▸ **CHALLENGE 1**
Please list each distinct naira amount that appears in the auction passage, with no repeats.
▸ **CHALLENGE 2**
Carry on the auction passage from its last sentence.

▸ **GIVEN PASSAGE**
-- START --

All Money Market Dealers are required to submit bids electronically via the CBN S4 Web Interface between 8:00 a.m. and 11:00 a.m. on Wednesday, July 15, with each bid submitted in multiples of N1,000, subject to a minimum of N50,001,000.

Authorized Money Market Dealers may submit multiple bids, either for their own account or on behalf of non-Money Market Dealers and members of the public.

Auction results are expected to be announced today, Wednesday, July 15, while allotment letters will be issued to successful bidders on Thursday, July 16. Payment must reach the CBN not later than 11:00 a.m. on settlement day. The CBN reserves the right to vary the total amount on offer in line with prevailing market conditions.

More insights:

The July 15 auction follows a busy June in which the CBN raised N1.49 trillion at its June 17 NTB auction, increasing stop rates across all tenors.

At the most recent auction before this issuance, the CBN offered N700 billion across the three tenors.

  • Demand came in at N2.03 trillion — higher than the N1.86 trillion recorded at the prior session — though the CBN ultimately allotted N1.06 trillion, a deliberate pullback from the N1.49 trillion allotted at the prior auction.
  • Demand was heavily skewed toward the long end of the curve, with the 364-day paper alone attracting N1.86 trillion in subscriptions.

-- END --

▸ **RECORDS SHOWN**

-- START --

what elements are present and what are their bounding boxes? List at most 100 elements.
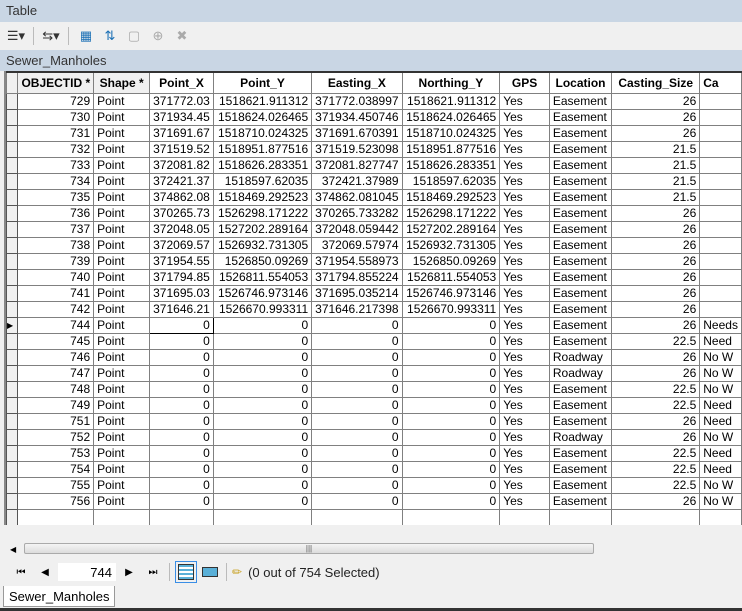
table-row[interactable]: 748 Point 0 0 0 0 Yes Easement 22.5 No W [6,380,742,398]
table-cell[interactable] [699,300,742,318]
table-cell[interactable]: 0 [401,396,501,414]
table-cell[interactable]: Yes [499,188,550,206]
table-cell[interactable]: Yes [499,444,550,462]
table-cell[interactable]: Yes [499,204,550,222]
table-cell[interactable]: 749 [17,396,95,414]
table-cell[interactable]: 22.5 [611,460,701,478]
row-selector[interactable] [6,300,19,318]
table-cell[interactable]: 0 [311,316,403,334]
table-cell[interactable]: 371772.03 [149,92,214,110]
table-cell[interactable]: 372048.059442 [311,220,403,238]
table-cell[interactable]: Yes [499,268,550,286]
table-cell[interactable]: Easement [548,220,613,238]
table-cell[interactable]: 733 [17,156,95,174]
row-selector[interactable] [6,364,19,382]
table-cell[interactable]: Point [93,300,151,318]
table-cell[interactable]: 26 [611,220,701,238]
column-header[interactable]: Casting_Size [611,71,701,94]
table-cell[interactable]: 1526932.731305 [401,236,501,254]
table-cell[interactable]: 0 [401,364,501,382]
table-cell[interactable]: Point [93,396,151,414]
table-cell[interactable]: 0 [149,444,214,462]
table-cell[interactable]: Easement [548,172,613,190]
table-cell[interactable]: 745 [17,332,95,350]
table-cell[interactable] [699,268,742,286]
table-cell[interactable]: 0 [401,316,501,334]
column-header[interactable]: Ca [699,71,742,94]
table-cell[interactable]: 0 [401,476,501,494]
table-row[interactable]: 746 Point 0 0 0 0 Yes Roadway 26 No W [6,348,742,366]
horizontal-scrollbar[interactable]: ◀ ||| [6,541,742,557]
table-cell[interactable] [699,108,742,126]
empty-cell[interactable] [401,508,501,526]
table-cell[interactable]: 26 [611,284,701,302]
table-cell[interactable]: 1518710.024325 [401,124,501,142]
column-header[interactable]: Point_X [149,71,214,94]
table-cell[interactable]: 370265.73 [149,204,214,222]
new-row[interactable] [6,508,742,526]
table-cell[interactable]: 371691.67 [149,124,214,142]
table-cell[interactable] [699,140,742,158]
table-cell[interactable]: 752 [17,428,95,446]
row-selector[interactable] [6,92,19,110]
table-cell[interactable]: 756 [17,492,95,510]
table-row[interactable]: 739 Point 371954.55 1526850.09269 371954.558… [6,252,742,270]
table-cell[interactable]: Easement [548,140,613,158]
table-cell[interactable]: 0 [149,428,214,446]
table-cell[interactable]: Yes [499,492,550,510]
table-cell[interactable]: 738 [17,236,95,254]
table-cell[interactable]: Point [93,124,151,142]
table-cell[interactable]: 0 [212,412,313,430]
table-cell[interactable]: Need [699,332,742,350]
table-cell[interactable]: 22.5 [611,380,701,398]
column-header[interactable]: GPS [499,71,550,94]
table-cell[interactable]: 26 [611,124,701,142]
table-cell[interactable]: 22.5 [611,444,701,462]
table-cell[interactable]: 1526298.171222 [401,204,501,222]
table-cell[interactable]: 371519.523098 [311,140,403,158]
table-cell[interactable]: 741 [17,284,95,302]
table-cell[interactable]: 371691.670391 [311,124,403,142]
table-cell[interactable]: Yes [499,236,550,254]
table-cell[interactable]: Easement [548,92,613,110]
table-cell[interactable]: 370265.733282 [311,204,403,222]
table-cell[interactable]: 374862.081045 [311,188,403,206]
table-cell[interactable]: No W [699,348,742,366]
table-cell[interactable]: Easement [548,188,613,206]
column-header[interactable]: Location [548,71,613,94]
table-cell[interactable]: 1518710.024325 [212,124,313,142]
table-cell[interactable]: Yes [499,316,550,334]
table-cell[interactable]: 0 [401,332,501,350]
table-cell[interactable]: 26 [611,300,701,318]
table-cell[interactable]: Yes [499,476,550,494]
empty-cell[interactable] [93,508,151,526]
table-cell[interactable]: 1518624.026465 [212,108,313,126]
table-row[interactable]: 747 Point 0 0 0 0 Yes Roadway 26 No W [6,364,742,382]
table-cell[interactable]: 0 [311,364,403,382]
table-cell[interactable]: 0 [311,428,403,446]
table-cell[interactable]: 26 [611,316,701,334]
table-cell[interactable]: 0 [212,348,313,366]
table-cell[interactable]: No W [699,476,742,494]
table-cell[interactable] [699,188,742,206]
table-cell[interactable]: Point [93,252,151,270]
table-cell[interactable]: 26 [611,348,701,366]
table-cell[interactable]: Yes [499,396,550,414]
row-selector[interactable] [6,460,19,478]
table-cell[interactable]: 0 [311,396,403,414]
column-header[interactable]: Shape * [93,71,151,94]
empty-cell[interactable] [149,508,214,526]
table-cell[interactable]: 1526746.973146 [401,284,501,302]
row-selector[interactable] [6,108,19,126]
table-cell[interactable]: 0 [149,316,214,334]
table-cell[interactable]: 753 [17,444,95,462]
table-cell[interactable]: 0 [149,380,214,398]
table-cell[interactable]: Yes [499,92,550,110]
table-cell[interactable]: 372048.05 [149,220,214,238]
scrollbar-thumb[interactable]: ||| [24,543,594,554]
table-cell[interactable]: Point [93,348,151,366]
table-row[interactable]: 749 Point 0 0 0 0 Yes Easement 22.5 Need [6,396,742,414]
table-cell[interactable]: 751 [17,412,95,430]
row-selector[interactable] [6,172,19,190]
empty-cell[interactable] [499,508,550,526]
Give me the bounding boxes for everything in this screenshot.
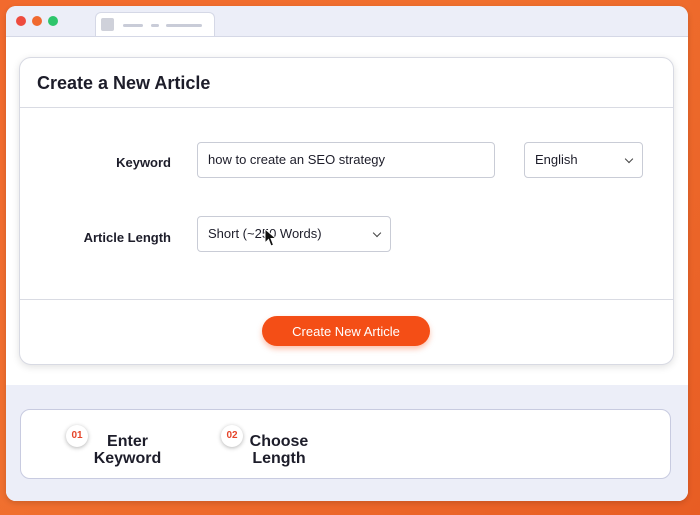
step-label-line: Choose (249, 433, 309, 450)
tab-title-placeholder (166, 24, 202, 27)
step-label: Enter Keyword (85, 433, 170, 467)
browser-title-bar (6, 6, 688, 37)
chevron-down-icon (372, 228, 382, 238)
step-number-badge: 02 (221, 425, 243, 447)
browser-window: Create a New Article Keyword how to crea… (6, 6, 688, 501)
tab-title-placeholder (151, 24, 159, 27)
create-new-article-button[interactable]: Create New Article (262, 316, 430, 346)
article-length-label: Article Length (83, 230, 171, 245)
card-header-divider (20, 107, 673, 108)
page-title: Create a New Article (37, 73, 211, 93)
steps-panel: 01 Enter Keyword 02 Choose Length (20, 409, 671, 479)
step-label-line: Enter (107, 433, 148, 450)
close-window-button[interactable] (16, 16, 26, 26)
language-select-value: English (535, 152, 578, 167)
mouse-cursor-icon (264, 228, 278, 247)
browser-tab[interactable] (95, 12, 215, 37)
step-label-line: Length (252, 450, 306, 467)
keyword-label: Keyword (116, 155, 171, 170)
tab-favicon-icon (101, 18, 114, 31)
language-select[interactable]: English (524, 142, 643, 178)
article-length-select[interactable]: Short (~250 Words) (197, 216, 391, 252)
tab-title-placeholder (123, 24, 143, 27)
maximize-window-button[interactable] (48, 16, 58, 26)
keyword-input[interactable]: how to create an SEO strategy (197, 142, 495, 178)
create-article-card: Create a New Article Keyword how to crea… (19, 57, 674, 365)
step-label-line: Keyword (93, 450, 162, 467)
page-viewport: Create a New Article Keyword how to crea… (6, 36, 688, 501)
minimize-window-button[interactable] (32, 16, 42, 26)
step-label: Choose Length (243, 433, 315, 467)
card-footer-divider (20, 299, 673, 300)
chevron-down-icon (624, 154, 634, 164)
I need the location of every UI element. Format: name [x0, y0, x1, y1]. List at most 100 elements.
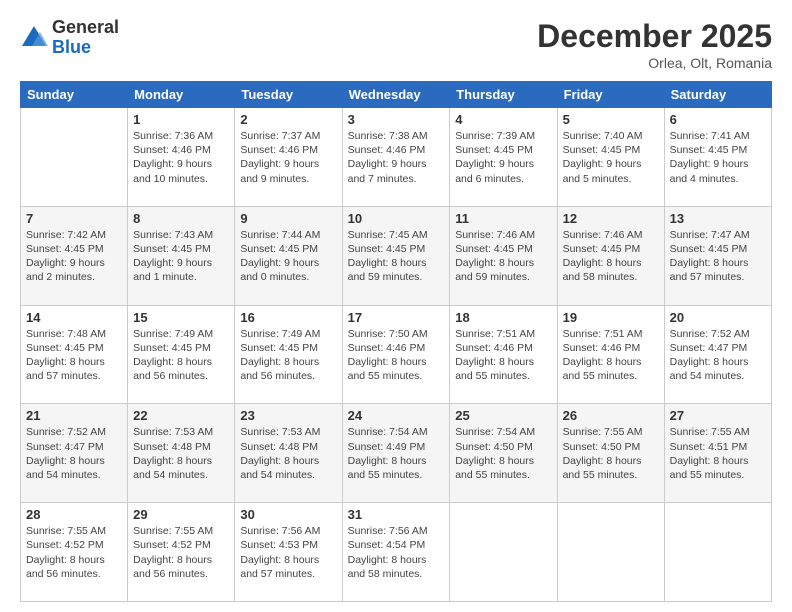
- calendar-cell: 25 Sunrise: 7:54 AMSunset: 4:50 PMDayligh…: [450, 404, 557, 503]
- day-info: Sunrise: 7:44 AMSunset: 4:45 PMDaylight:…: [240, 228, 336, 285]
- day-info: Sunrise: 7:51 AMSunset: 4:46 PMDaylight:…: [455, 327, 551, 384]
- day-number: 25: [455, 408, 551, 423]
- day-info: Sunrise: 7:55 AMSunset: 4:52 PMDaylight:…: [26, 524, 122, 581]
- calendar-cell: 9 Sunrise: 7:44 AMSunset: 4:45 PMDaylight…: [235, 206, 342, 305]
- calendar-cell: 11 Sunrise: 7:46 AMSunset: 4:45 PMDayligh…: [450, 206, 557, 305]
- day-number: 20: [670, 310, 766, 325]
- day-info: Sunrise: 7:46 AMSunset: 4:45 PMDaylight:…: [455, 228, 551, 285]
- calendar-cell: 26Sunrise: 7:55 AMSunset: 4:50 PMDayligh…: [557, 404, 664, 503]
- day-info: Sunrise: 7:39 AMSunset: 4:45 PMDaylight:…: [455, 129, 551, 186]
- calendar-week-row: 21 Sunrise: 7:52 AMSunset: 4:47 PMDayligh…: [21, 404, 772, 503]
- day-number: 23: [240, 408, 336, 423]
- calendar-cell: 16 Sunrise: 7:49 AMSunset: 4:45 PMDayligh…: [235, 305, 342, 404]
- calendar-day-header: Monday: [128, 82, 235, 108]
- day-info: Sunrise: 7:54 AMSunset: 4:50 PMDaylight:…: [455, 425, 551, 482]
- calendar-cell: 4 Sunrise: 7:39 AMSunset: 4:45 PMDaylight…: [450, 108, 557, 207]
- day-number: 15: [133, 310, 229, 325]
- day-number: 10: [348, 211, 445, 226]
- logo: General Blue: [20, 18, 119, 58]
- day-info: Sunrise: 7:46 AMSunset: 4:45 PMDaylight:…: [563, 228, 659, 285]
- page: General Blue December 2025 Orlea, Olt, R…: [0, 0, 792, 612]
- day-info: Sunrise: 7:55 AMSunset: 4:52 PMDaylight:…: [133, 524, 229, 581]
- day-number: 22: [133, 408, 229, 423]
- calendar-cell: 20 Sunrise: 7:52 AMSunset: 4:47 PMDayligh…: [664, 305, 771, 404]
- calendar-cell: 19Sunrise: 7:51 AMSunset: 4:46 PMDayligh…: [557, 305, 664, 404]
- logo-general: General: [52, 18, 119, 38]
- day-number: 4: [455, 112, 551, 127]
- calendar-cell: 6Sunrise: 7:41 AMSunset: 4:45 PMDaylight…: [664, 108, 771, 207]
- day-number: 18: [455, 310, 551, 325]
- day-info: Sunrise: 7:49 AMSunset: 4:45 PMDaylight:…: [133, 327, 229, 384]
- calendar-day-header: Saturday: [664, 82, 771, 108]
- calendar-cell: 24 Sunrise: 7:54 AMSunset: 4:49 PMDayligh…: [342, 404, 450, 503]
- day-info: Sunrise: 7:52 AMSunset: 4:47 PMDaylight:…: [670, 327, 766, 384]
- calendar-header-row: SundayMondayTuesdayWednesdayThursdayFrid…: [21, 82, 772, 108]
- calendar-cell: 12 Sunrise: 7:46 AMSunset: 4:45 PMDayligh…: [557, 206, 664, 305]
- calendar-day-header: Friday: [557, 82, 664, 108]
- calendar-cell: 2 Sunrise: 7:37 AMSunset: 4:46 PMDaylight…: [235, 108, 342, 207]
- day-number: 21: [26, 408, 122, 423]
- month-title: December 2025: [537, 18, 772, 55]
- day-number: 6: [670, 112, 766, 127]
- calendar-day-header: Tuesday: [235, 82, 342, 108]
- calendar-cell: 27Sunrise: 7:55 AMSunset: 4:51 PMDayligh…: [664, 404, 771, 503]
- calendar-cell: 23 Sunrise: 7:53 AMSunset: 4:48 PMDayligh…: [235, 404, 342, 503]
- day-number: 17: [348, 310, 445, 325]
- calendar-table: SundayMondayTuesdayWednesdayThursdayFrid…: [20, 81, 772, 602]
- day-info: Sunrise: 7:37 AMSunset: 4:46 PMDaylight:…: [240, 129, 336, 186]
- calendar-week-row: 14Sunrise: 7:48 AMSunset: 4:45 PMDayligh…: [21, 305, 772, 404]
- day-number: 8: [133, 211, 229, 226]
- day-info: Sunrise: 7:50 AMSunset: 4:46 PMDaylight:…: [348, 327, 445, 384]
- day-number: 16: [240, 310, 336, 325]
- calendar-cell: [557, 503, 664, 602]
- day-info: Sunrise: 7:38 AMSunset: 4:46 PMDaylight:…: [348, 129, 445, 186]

-- END --

▸ **FINAL RESULT 1**
N1,000
N50,001,000
N1.49 trillion
N700 billion
N2.03 trillion
N1.86 trillion
N1.06 trillion

▸ **FINAL RESULT 2**
  • Stop rates cleared at 16.30% for the 91-day bill, 16.50% for the 182-day, and 17.70% for the 364-day instrument — with the one-year bill recording the sharpest move, widening by 36 basis points relative to the preceding auction.

That repricing reflects a sustained aggressive borrowing stance and investor demand for higher compensation amid persistent inflation concerns.

The offer structure for today’s auction (July 15) is notably different from recent auctions. The 364-day offer has been trimmed to N400 billion from N500 billion previously, accounting for two-thirds of the total offer.

What you should know:

Nigeria’s NTB market has been characterised by consistent oversubscription throughout 2026, with investor demand exceeding offer sizes at every primary market auction so far this year

  • At the most recent auction on July 8, the 364-day bill attracted N1.86 trillion in subscriptions against a much smaller offer — an oversubscription ratio that underscores the depth of institutional appetite for long-duration, risk-free naira instruments
  • The 364-day stop rate of 17.70% recorded at the prior auction represents the highest on the instrument in recent weeks, driven by bearish fixed income sentiment and rising inflation concerns, with May 2026 headline CPI printing at 15.93%
  • Against that inflation rate, the one-year T-bill at 17.70% offers a positive real return of approximately 177 basis points — making it one of the few instruments in Nigeria’s current fixed income landscape that decisively beats inflation on a headline basis

Market participants will be watching closely whether stop rates at today’s auction hold above 17.70% on the 364-day bill, or whether the CBN uses the occasion to ease borrowing costs slightly, depending on the direction of the June inflation outcome expected to be announced today by the NBS.

Stay ahead with the latest updates!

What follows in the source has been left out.